#### [TASK INSTRUCTIONS]
Repeat each line exactly as it is written.

*-*-*

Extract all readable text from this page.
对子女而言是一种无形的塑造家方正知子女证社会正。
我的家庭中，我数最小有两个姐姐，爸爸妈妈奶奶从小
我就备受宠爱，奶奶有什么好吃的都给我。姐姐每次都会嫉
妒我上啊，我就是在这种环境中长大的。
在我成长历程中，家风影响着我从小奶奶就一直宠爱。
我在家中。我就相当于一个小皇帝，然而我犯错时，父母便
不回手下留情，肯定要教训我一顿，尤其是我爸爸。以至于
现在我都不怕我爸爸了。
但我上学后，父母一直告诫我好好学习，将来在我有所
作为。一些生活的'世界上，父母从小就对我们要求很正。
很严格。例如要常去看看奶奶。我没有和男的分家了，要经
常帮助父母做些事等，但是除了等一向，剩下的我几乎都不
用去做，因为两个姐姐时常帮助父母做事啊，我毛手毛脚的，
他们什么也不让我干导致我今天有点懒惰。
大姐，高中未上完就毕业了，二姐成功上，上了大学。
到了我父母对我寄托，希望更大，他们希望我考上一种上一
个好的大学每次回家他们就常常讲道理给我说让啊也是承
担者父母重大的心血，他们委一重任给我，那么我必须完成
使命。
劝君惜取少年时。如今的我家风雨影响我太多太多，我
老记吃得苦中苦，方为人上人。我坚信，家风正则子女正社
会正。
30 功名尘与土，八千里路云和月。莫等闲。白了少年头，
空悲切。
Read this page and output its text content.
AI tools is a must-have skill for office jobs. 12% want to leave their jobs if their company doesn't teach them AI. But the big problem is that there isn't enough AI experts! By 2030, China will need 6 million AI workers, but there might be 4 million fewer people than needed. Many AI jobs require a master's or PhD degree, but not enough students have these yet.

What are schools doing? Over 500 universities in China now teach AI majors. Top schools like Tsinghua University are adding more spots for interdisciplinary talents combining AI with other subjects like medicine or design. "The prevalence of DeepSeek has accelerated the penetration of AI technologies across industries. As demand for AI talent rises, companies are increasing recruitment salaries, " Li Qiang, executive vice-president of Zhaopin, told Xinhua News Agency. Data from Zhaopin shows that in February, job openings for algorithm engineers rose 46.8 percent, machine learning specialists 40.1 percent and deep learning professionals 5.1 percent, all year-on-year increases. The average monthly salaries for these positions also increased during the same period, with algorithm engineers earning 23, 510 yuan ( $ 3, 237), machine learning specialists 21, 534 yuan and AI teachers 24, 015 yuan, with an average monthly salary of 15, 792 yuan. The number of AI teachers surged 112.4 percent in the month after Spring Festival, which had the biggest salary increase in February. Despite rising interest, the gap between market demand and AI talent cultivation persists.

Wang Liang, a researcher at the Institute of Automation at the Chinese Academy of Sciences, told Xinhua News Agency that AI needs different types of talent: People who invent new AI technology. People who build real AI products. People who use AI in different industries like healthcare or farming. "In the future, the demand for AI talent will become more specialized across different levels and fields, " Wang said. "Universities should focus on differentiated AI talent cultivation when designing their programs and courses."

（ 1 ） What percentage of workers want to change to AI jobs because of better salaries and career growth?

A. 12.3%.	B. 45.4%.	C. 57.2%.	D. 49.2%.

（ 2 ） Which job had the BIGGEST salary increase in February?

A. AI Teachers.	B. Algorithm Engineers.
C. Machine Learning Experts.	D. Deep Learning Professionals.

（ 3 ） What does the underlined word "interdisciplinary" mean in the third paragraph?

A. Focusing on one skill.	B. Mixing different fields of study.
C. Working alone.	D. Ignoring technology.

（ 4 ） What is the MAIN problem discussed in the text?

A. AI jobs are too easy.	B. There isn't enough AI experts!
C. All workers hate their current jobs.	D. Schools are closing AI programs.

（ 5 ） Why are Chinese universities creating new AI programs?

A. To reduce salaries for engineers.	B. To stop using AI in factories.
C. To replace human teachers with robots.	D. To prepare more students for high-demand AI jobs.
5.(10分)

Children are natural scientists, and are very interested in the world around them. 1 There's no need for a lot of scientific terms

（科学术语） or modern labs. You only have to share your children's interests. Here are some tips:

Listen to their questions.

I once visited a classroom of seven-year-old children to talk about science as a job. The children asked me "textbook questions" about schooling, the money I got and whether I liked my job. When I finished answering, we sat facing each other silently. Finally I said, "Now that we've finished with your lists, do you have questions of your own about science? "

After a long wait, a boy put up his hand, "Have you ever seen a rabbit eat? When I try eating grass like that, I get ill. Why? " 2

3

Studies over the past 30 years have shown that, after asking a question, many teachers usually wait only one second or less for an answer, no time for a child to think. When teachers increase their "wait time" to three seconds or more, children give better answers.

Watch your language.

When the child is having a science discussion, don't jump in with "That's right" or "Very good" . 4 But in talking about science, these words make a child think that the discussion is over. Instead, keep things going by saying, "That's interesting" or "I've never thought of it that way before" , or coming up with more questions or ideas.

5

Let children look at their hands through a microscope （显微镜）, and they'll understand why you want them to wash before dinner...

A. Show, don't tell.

*-*-*

#### [TASK OUTPUT]
Extract all readable text from this page.
对子女而言是一种无形的塑造家方正知子女证社会正。
我的家庭中，我数最小有两个姐姐，爸爸妈妈奶奶从小
我就备受宠爱，奶奶有什么好吃的都给我。姐姐每次都会嫉
妒我上啊，我就是在这种环境中长大的。
在我成长历程中，家风影响着我从小奶奶就一直宠爱。
我在家中。我就相当于一个小皇帝，然而我犯错时，父母便
不回手下留情，肯定要教训我一顿，尤其是我爸爸。以至于
现在我都不怕我爸爸了。
但我上学后，父母一直告诫我好好学习，将来在我有所
作为。一些生活的'世界上，父母从小就对我们要求很正。
很严格。例如要常去看看奶奶。我没有和男的分家了，要经
常帮助父母做些事等，但是除了等一向，剩下的我几乎都不
用去做，因为两个姐姐时常帮助父母做事啊，我毛手毛脚的，
他们什么也不让我干导致我今天有点懒惰。
大姐，高中未上完就毕业了，二姐成功上，上了大学。
到了我父母对我寄托，希望更大，他们希望我考上一种上一
个好的大学每次回家他们就常常讲道理给我说让啊也是承
担者父母重大的心血，他们委一重任给我，那么我必须完成
使命。
劝君惜取少年时。如今的我家风雨影响我太多太多，我
老记吃得苦中苦，方为人上人。我坚信，家风正则子女正社
会正。
30 功名尘与土，八千里路云和月。莫等闲。白了少年头，
空悲切。
Read this page and output its text content.
AI tools is a must-have skill for office jobs. 12% want to leave their jobs if their company doesn't teach them AI. But the big problem is that there isn't enough AI experts! By 2030, China will need 6 million AI workers, but there might be 4 million fewer people than needed. Many AI jobs require a master's or PhD degree, but not enough students have these yet.

What are schools doing? Over 500 universities in China now teach AI majors. Top schools like Tsinghua University are adding more spots for interdisciplinary talents combining AI with other subjects like medicine or design. "The prevalence of DeepSeek has accelerated the penetration of AI technologies across industries. As demand for AI talent rises, companies are increasing recruitment salaries, " Li Qiang, executive vice-president of Zhaopin, told Xinhua News Agency. Data from Zhaopin shows that in February, job openings for algorithm engineers rose 46.8 percent, machine learning specialists 40.1 percent and deep learning professionals 5.1 percent, all year-on-year increases. The average monthly salaries for these positions also increased during the same period, with algorithm engineers earning 23, 510 yuan ( $ 3, 237), machine learning specialists 21, 534 yuan and AI teachers 24, 015 yuan, with an average monthly salary of 15, 792 yuan. The number of AI teachers surged 112.4 percent in the month after Spring Festival, which had the biggest salary increase in February. Despite rising interest, the gap between market demand and AI talent cultivation persists.

Wang Liang, a researcher at the Institute of Automation at the Chinese Academy of Sciences, told Xinhua News Agency that AI needs different types of talent: People who invent new AI technology. People who build real AI products. People who use AI in different industries like healthcare or farming. "In the future, the demand for AI talent will become more specialized across different levels and fields, " Wang said. "Universities should focus on differentiated AI talent cultivation when designing their programs and courses."

（ 1 ） What percentage of workers want to change to AI jobs because of better salaries and career growth?

A. 12.3%.	B. 45.4%.	C. 57.2%.	D. 49.2%.

（ 2 ） Which job had the BIGGEST salary increase in February?

A. AI Teachers.	B. Algorithm Engineers.
C. Machine Learning Experts.	D. Deep Learning Professionals.

（ 3 ） What does the underlined word "interdisciplinary" mean in the third paragraph?

A. Focusing on one skill.	B. Mixing different fields of study.
C. Working alone.	D. Ignoring technology.

（ 4 ） What is the MAIN problem discussed in the text?

A. AI jobs are too easy.	B. There isn't enough AI experts!
C. All workers hate their current jobs.	D. Schools are closing AI programs.

（ 5 ） Why are Chinese universities creating new AI programs?

A. To reduce salaries for engineers.	B. To stop using AI in factories.
C. To replace human teachers with robots.	D. To prepare more students for high-demand AI jobs.
5.(10分)

Children are natural scientists, and are very interested in the world around them. 1 There's no need for a lot of scientific terms

（科学术语） or modern labs. You only have to share your children's interests. Here are some tips:

Listen to their questions.

I once visited a classroom of seven-year-old children to talk about science as a job. The children asked me "textbook questions" about schooling, the money I got and whether I liked my job. When I finished answering, we sat facing each other silently. Finally I said, "Now that we've finished with your lists, do you have questions of your own about science? "

After a long wait, a boy put up his hand, "Have you ever seen a rabbit eat? When I try eating grass like that, I get ill. Why? " 2

3

Studies over the past 30 years have shown that, after asking a question, many teachers usually wait only one second or less for an answer, no time for a child to think. When teachers increase their "wait time" to three seconds or more, children give better answers.

Watch your language.

When the child is having a science discussion, don't jump in with "That's right" or "Very good" . 4 But in talking about science, these words make a child think that the discussion is over. Instead, keep things going by saying, "That's interesting" or "I've never thought of it that way before" , or coming up with more questions or ideas.

5

Let children look at their hands through a microscope （显微镜）, and they'll understand why you want them to wash before dinner...

A. Show, don't tell.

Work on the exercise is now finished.